Your task is to copy every record exactly.

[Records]
-- Begin --

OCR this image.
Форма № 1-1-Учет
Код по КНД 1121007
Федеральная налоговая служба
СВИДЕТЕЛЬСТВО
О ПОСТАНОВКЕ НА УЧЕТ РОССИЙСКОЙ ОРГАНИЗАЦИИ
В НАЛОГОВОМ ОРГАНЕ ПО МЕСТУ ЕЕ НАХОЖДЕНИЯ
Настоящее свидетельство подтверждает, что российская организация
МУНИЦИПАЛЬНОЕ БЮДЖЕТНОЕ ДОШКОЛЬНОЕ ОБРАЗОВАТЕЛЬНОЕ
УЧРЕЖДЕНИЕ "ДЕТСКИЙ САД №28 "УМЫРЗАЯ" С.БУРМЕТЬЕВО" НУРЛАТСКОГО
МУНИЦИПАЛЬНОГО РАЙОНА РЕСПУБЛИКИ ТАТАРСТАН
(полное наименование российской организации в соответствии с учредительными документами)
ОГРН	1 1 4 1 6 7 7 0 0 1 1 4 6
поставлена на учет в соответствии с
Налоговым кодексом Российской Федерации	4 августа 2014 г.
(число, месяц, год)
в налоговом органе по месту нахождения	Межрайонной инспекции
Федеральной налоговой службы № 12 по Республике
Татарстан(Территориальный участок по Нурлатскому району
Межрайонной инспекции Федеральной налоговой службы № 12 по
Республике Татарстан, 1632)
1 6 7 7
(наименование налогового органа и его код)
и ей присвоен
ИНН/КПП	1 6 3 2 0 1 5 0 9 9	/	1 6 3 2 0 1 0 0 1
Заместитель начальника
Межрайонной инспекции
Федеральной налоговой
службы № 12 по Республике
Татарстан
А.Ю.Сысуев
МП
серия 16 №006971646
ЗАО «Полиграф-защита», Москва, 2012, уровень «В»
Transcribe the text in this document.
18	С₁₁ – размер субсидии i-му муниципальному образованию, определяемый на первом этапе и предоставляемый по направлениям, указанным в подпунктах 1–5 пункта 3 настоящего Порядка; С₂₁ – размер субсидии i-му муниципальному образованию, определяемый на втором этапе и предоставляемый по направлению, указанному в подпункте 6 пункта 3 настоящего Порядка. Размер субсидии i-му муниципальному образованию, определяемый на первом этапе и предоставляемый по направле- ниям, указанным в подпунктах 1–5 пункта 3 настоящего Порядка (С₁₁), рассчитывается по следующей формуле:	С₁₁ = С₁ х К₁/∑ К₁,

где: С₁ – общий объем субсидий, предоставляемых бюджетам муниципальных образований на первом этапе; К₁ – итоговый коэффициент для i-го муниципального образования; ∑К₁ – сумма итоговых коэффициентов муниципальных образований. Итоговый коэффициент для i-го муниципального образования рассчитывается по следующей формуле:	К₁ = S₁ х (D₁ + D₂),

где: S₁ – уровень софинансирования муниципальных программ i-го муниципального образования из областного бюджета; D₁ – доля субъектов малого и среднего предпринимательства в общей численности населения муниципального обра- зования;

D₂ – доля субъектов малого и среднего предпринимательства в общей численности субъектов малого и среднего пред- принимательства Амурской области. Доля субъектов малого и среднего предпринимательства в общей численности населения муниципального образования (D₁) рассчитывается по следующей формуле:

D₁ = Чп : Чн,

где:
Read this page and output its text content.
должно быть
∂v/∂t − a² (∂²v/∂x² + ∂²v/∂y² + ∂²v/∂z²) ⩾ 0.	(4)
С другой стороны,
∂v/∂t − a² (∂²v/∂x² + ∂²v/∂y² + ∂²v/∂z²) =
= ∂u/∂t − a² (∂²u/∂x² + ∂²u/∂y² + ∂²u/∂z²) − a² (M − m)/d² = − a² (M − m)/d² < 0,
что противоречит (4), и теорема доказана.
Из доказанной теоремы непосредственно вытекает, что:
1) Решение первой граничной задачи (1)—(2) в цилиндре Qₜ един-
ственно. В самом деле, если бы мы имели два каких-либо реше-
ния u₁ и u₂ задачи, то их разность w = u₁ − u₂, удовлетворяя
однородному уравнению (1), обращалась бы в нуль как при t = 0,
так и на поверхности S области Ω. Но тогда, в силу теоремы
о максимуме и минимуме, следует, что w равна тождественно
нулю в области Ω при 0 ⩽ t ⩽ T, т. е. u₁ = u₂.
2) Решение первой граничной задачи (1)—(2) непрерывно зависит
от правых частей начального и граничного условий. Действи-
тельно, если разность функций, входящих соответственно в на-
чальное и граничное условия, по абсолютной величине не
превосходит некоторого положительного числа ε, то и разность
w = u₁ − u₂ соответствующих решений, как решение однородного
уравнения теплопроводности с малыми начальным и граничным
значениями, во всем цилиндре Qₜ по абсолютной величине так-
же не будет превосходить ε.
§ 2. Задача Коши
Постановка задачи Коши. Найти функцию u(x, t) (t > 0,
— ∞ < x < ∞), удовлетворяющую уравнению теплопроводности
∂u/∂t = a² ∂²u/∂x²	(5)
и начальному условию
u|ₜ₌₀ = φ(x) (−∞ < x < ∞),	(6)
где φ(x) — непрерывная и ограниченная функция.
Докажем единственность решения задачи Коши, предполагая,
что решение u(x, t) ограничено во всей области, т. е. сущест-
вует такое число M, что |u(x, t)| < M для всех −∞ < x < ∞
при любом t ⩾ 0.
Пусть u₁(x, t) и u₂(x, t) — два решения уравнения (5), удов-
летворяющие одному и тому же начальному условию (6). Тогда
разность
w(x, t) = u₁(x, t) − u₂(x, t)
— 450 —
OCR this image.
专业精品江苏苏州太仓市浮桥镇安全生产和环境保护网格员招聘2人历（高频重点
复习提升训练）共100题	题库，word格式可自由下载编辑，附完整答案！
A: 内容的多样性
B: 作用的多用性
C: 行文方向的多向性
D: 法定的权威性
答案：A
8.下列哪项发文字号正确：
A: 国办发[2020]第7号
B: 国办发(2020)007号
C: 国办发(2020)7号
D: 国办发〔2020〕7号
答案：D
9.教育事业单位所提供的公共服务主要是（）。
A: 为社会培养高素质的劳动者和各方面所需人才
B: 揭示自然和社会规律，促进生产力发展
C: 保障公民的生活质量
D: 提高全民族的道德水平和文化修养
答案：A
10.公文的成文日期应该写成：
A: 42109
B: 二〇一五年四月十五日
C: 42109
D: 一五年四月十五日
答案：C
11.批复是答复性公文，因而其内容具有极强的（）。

-- End --

> [Solved problem]
OCR this image.
Форма № 1-1-Учет
Код по КНД 1121007
Федеральная налоговая служба
СВИДЕТЕЛЬСТВО
О ПОСТАНОВКЕ НА УЧЕТ РОССИЙСКОЙ ОРГАНИЗАЦИИ
В НАЛОГОВОМ ОРГАНЕ ПО МЕСТУ ЕЕ НАХОЖДЕНИЯ
Настоящее свидетельство подтверждает, что российская организация
МУНИЦИПАЛЬНОЕ БЮДЖЕТНОЕ ДОШКОЛЬНОЕ ОБРАЗОВАТЕЛЬНОЕ
УЧРЕЖДЕНИЕ "ДЕТСКИЙ САД №28 "УМЫРЗАЯ" С.БУРМЕТЬЕВО" НУРЛАТСКОГО
МУНИЦИПАЛЬНОГО РАЙОНА РЕСПУБЛИКИ ТАТАРСТАН
(полное наименование российской организации в соответствии с учредительными документами)
ОГРН	1 1 4 1 6 7 7 0 0 1 1 4 6
поставлена на учет в соответствии с
Налоговым кодексом Российской Федерации	4 августа 2014 г.
(число, месяц, год)
в налоговом органе по месту нахождения	Межрайонной инспекции
Федеральной налоговой службы № 12 по Республике
Татарстан(Территориальный участок по Нурлатскому району
Межрайонной инспекции Федеральной налоговой службы № 12 по
Республике Татарстан, 1632)
1 6 7 7
(наименование налогового органа и его код)
и ей присвоен
ИНН/КПП	1 6 3 2 0 1 5 0 9 9	/	1 6 3 2 0 1 0 0 1
Заместитель начальника
Межрайонной инспекции
Федеральной налоговой
службы № 12 по Республике
Татарстан
А.Ю.Сысуев
МП
серия 16 №006971646
ЗАО «Полиграф-защита», Москва, 2012, уровень «В»
Transcribe the text in this document.
18	С₁₁ – размер субсидии i-му муниципальному образованию, определяемый на первом этапе и предоставляемый по направлениям, указанным в подпунктах 1–5 пункта 3 настоящего Порядка; С₂₁ – размер субсидии i-му муниципальному образованию, определяемый на втором этапе и предоставляемый по направлению, указанному в подпункте 6 пункта 3 настоящего Порядка. Размер субсидии i-му муниципальному образованию, определяемый на первом этапе и предоставляемый по направле- ниям, указанным в подпунктах 1–5 пункта 3 настоящего Порядка (С₁₁), рассчитывается по следующей формуле:	С₁₁ = С₁ х К₁/∑ К₁,

где: С₁ – общий объем субсидий, предоставляемых бюджетам муниципальных образований на первом этапе; К₁ – итоговый коэффициент для i-го муниципального образования; ∑К₁ – сумма итоговых коэффициентов муниципальных образований. Итоговый коэффициент для i-го муниципального образования рассчитывается по следующей формуле:	К₁ = S₁ х (D₁ + D₂),

где: S₁ – уровень софинансирования муниципальных программ i-го муниципального образования из областного бюджета; D₁ – доля субъектов малого и среднего предпринимательства в общей численности населения муниципального обра- зования;

D₂ – доля субъектов малого и среднего предпринимательства в общей численности субъектов малого и среднего пред- принимательства Амурской области. Доля субъектов малого и среднего предпринимательства в общей численности населения муниципального образования (D₁) рассчитывается по следующей формуле:

D₁ = Чп : Чн,

где:
Read this page and output its text content.
должно быть
∂v/∂t − a² (∂²v/∂x² + ∂²v/∂y² + ∂²v/∂z²) ⩾ 0.	(4)
С другой стороны,
∂v/∂t − a² (∂²v/∂x² + ∂²v/∂y² + ∂²v/∂z²) =
= ∂u/∂t − a² (∂²u/∂x² + ∂²u/∂y² + ∂²u/∂z²) − a² (M − m)/d² = − a² (M − m)/d² < 0,
что противоречит (4), и теорема доказана.
Из доказанной теоремы непосредственно вытекает, что:
1) Решение первой граничной задачи (1)—(2) в цилиндре Qₜ един-
ственно. В самом деле, если бы мы имели два каких-либо реше-
ния u₁ и u₂ задачи, то их разность w = u₁ − u₂, удовлетворяя
однородному уравнению (1), обращалась бы в нуль как при t = 0,
так и на поверхности S области Ω. Но тогда, в силу теоремы
о максимуме и минимуме, следует, что w равна тождественно
нулю в области Ω при 0 ⩽ t ⩽ T, т. е. u₁ = u₂.
2) Решение первой граничной задачи (1)—(2) непрерывно зависит
от правых частей начального и граничного условий. Действи-
тельно, если разность функций, входящих соответственно в на-
чальное и граничное условия, по абсолютной величине не
превосходит некоторого положительного числа ε, то и разность
w = u₁ − u₂ соответствующих решений, как решение однородного
уравнения теплопроводности с малыми начальным и граничным
значениями, во всем цилиндре Qₜ по абсолютной величине так-
же не будет превосходить ε.
§ 2. Задача Коши
Постановка задачи Коши. Найти функцию u(x, t) (t > 0,
— ∞ < x < ∞), удовлетворяющую уравнению теплопроводности
∂u/∂t = a² ∂²u/∂x²	(5)
и начальному условию
u|ₜ₌₀ = φ(x) (−∞ < x < ∞),	(6)
где φ(x) — непрерывная и ограниченная функция.
Докажем единственность решения задачи Коши, предполагая,
что решение u(x, t) ограничено во всей области, т. е. сущест-
вует такое число M, что |u(x, t)| < M для всех −∞ < x < ∞
при любом t ⩾ 0.
Пусть u₁(x, t) и u₂(x, t) — два решения уравнения (5), удов-
летворяющие одному и тому же начальному условию (6). Тогда
разность
w(x, t) = u₁(x, t) − u₂(x, t)
— 450 —
OCR this image.
专业精品江苏苏州太仓市浮桥镇安全生产和环境保护网格员招聘2人历（高频重点
复习提升训练）共100题	题库，word格式可自由下载编辑，附完整答案！
A: 内容的多样性
B: 作用的多用性
C: 行文方向的多向性
D: 法定的权威性
答案：A
8.下列哪项发文字号正确：
A: 国办发[2020]第7号
B: 国办发(2020)007号
C: 国办发(2020)7号
D: 国办发〔2020〕7号
答案：D
9.教育事业单位所提供的公共服务主要是（）。
A: 为社会培养高素质的劳动者和各方面所需人才
B: 揭示自然和社会规律，促进生产力发展
C: 保障公民的生活质量
D: 提高全民族的道德水平和文化修养
答案：A
10.公文的成文日期应该写成：
A: 42109
B: 二〇一五年四月十五日
C: 42109
D: 一五年四月十五日
答案：C
11.批复是答复性公文，因而其内容具有极强的（）。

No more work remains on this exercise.